Word for word, quote all of the material, omitting the pictures.

Start Supplied entries

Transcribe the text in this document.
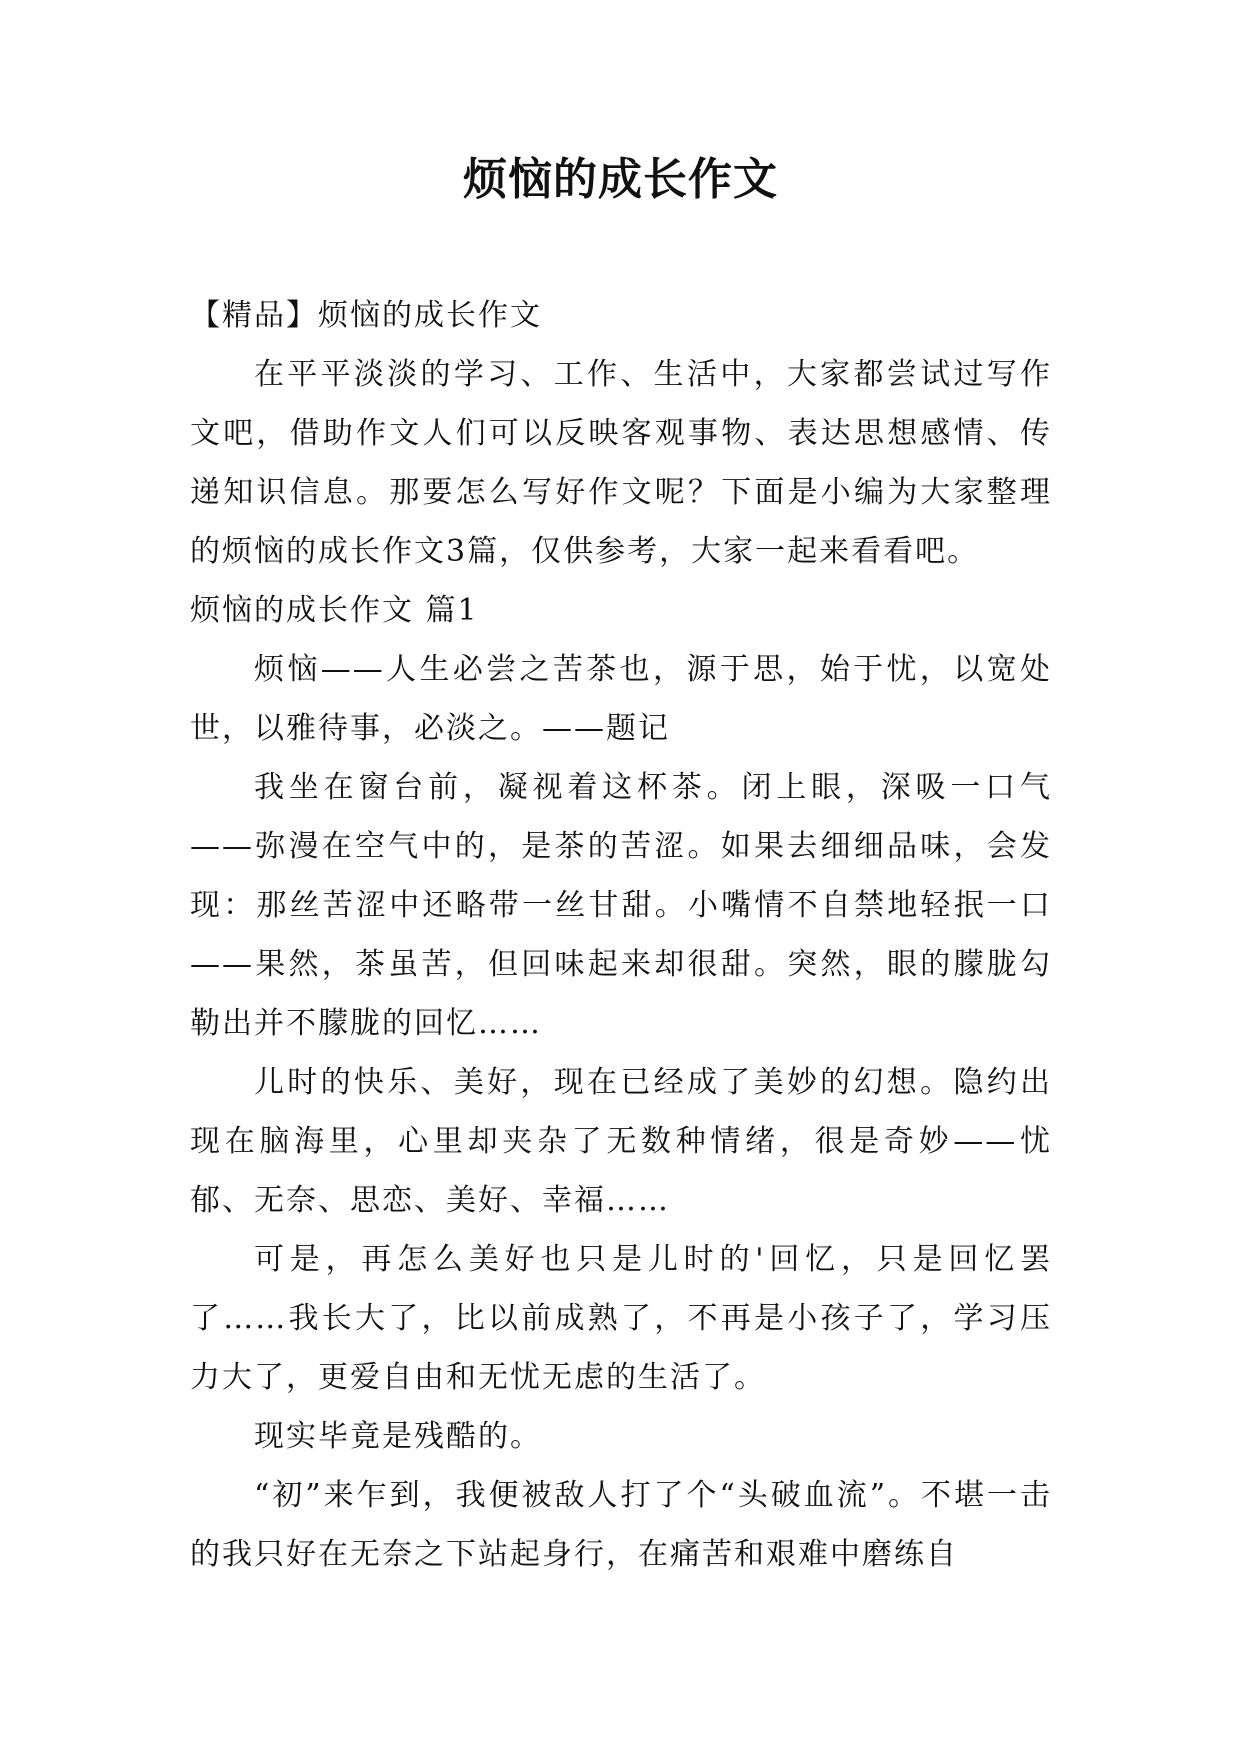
烦恼的成长作文

【精品】烦恼的成长作文

在平平淡淡的学习、工作、生活中，大家都尝试过写作文吧，借助作文人们可以反映客观事物、表达思想感情、传递知识信息。那要怎么写好作文呢？下面是小编为大家整理的烦恼的成长作文3篇，仅供参考，大家一起来看看吧。

烦恼的成长作文 篇1

烦恼——人生必尝之苦茶也，源于思，始于忧，以宽处世，以雅待事，必淡之。——题记

我坐在窗台前，凝视着这杯茶。闭上眼，深吸一口气——弥漫在空气中的，是茶的苦涩。如果去细细品味，会发现：那丝苦涩中还略带一丝甘甜。小嘴情不自禁地轻抿一口——果然，茶虽苦，但回味起来却很甜。突然，眼的朦胧勾勒出并不朦胧的回忆……

儿时的快乐、美好，现在已经成了美妙的幻想。隐约出现在脑海里，心里却夹杂了无数种情绪，很是奇妙——忧郁、无奈、思恋、美好、幸福……

可是，再怎么美好也只是儿时的'回忆，只是回忆罢了……我长大了，比以前成熟了，不再是小孩子了，学习压力大了，更爱自由和无忧无虑的生活了。

现实毕竟是残酷的。

“初”来乍到，我便被敌人打了个“头破血流”。不堪一击的我只好在无奈之下站起身行，在痛苦和艰难中磨练自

End Supplied entries

Answer below:
Transcribe the text in this document.
烦恼的成长作文

【精品】烦恼的成长作文

在平平淡淡的学习、工作、生活中，大家都尝试过写作文吧，借助作文人们可以反映客观事物、表达思想感情、传递知识信息。那要怎么写好作文呢？下面是小编为大家整理的烦恼的成长作文3篇，仅供参考，大家一起来看看吧。

烦恼的成长作文 篇1

烦恼——人生必尝之苦茶也，源于思，始于忧，以宽处世，以雅待事，必淡之。——题记

我坐在窗台前，凝视着这杯茶。闭上眼，深吸一口气——弥漫在空气中的，是茶的苦涩。如果去细细品味，会发现：那丝苦涩中还略带一丝甘甜。小嘴情不自禁地轻抿一口——果然，茶虽苦，但回味起来却很甜。突然，眼的朦胧勾勒出并不朦胧的回忆……

儿时的快乐、美好，现在已经成了美妙的幻想。隐约出现在脑海里，心里却夹杂了无数种情绪，很是奇妙——忧郁、无奈、思恋、美好、幸福……

可是，再怎么美好也只是儿时的'回忆，只是回忆罢了……我长大了，比以前成熟了，不再是小孩子了，学习压力大了，更爱自由和无忧无虑的生活了。

现实毕竟是残酷的。

“初”来乍到，我便被敌人打了个“头破血流”。不堪一击的我只好在无奈之下站起身行，在痛苦和艰难中磨练自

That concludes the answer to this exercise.